- **Job**
In the listing that follows, count each line containing the string "pembentukan" and report only the count.

- **Listed entries**
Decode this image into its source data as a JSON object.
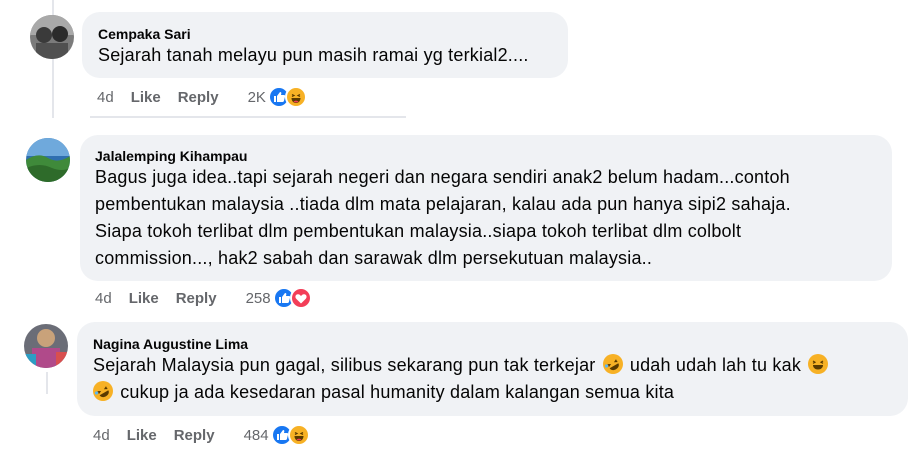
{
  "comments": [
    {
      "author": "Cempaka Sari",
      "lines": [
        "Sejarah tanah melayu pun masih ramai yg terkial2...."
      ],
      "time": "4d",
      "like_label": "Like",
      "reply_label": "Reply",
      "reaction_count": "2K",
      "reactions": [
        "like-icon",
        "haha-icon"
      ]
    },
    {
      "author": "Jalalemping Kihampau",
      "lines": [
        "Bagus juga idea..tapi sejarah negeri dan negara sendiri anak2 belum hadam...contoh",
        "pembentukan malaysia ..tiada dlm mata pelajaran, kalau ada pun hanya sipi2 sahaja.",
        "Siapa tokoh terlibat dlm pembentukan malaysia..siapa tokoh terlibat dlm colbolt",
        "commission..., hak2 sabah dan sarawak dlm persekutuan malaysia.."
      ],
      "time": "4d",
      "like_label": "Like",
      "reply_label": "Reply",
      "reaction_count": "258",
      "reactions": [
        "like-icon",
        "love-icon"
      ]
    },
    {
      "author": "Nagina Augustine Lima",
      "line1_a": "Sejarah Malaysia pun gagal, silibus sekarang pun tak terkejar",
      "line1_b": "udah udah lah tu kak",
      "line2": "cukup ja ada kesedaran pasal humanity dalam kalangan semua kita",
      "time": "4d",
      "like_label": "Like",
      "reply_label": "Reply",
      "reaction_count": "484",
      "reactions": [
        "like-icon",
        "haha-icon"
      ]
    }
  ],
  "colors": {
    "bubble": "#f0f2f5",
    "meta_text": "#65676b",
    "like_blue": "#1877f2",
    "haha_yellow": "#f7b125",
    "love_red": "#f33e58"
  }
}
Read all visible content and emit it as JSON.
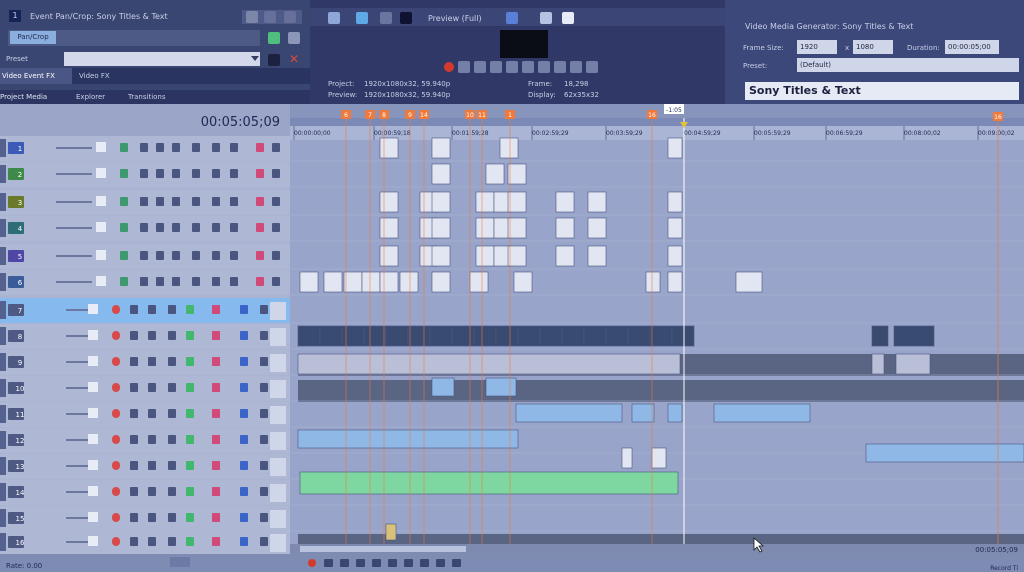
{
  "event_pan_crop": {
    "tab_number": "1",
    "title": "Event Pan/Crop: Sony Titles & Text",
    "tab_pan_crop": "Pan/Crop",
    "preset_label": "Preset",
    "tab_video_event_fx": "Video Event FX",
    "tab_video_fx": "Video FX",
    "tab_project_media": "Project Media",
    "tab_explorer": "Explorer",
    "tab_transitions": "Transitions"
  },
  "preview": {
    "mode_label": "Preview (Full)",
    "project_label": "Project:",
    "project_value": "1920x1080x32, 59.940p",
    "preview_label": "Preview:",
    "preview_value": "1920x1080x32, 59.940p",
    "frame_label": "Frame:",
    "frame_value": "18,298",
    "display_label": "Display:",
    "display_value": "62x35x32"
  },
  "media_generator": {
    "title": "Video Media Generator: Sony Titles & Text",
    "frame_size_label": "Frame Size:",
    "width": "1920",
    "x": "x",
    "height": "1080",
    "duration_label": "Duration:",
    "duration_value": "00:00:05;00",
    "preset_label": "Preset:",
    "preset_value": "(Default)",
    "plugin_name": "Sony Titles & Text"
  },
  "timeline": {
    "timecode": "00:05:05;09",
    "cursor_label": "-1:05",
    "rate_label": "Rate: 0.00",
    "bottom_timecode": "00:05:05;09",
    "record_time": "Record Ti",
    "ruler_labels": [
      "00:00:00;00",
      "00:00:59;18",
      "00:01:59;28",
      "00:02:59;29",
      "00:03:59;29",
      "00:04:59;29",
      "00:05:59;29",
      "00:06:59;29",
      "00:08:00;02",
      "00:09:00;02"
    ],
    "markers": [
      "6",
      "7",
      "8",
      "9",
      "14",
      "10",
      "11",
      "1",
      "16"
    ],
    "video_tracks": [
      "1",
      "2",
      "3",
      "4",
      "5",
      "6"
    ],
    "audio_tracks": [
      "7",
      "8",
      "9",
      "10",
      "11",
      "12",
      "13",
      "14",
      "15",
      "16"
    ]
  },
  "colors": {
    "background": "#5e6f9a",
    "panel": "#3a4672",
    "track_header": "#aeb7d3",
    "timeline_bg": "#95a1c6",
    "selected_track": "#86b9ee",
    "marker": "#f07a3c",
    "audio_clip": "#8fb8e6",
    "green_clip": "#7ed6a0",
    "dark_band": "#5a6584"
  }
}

- **Problem solution**
2